**DATA IN THIS EXERCISE**
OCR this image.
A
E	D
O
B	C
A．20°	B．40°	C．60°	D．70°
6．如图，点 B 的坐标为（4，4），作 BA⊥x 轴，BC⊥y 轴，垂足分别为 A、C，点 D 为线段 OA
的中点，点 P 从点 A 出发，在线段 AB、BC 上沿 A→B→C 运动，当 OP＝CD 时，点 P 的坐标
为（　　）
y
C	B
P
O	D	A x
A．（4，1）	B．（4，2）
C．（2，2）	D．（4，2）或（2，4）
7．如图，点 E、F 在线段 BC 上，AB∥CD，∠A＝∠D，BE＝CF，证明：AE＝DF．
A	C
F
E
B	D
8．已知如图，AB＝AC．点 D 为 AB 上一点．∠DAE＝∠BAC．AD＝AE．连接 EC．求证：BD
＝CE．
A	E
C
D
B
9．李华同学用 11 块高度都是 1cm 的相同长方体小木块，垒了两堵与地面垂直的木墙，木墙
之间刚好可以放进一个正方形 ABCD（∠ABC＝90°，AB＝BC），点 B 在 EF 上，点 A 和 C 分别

**WHAT TO WORK ON**
Every record should be repeated exactly; please leave none out.

**SOLUTION TO THIS PROBLEM**
OCR this image.
A
E	D
O
B	C
A．20°	B．40°	C．60°	D．70°
6．如图，点 B 的坐标为（4，4），作 BA⊥x 轴，BC⊥y 轴，垂足分别为 A、C，点 D 为线段 OA
的中点，点 P 从点 A 出发，在线段 AB、BC 上沿 A→B→C 运动，当 OP＝CD 时，点 P 的坐标
为（　　）
y
C	B
P
O	D	A x
A．（4，1）	B．（4，2）
C．（2，2）	D．（4，2）或（2，4）
7．如图，点 E、F 在线段 BC 上，AB∥CD，∠A＝∠D，BE＝CF，证明：AE＝DF．
A	C
F
E
B	D
8．已知如图，AB＝AC．点 D 为 AB 上一点．∠DAE＝∠BAC．AD＝AE．连接 EC．求证：BD
＝CE．
A	E
C
D
B
9．李华同学用 11 块高度都是 1cm 的相同长方体小木块，垒了两堵与地面垂直的木墙，木墙
之间刚好可以放进一个正方形 ABCD（∠ABC＝90°，AB＝BC），点 B 在 EF 上，点 A 和 C 分别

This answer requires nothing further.